- **Selected extract**
....

Time-dependent modulation of AMPA receptor phosphorylation and mRNA expression of NMDA receptors and glial glutamate transporters in the rat hippocampus and cerebral cortex in a pilocarpine model of epilepsy

Abstract

The pilocarpine model in rodents reproduces the main features of mesial temporal lobe epilepsy related to hippocampus sclerosis (MTLE-HS) in humans. It has been demonstrated in this model that the phosphorylation of the alpha-amino-3-hydroxy-5-methyl-4-isoxazolepropionic acid (AMPA) receptor GluR1 subunit is increased 1 h after pilocarpine treatment. Moreover, alterations in the levels of glutamate transporters have been associated with chronic epilepsy in humans. Despite these studies, the profile of these changes has not yet been addressed. We analyzed the protein content and phosphorylation profile of the AMPA receptor GluR1 subunit by western blotting. We also used quantitative real-time polymerase chain reaction to analyze the expression of glial glutamate transporters and the N-methyl-D-aspartate receptor NR1 subunit in the hippocampus (Hip) and cerebral cortex (Ctx) at different time points after pilocarpine-induced status epilepticus (Pilo-SE) in male adult Wistar rats. Biochemical analysis was performed in the Hip and Ctx at 1, 3, 12 h (acute period), 5 days (latent period), and 50 days (chronic period) after Pilo-SE. Key findings include an increase in the phosphorylation of GluR1-Ser(845) in the Ctx and GluR1-Ser(831) in the Hip at different times during the acute period, and a decrease in the total content of the GluR1 subunit in the Ctx in the latent period. There was a down-regulation of the mRNA expression and protein levels of EAAT1 and EAAT2, and a decrease of the NR1 mRNA expression, in the Ctx during the latent period. Notably, during the chronic period, the EAAT2 mRNA expression and protein levels decreased while the NR1 mRNA levels increased in the Hip. Taken together, our findings suggest a time- and structure-dependent imbalance of glutamatergic transmission in response to Pilo-SE, which might be associated with either epileptogenesis or the seizure threshold in MTLE-HS.

....

- **Excerpted records**

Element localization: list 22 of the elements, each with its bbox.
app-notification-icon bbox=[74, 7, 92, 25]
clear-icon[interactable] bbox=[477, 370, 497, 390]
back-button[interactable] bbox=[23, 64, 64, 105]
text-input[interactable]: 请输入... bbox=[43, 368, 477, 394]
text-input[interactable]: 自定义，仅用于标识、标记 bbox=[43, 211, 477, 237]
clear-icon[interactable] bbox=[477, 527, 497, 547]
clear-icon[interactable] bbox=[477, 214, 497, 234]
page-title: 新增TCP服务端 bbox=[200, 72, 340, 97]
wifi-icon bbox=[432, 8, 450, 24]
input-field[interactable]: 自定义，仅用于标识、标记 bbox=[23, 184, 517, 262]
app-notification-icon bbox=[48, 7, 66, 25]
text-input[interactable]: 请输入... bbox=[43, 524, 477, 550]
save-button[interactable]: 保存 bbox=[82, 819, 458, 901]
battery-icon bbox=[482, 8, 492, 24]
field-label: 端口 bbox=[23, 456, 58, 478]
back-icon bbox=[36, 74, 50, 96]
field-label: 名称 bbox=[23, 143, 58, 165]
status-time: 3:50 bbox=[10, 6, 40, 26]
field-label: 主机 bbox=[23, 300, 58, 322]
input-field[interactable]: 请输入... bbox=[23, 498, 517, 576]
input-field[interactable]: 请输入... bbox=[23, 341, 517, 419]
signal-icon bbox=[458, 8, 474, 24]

....

- **Directions**
According to the abstract, how did NR1 mRNA levels change in the hippocampus during the chronic period? The listing is separate material, unrelated to the abstract.

- **Solution to the problem**
They increased.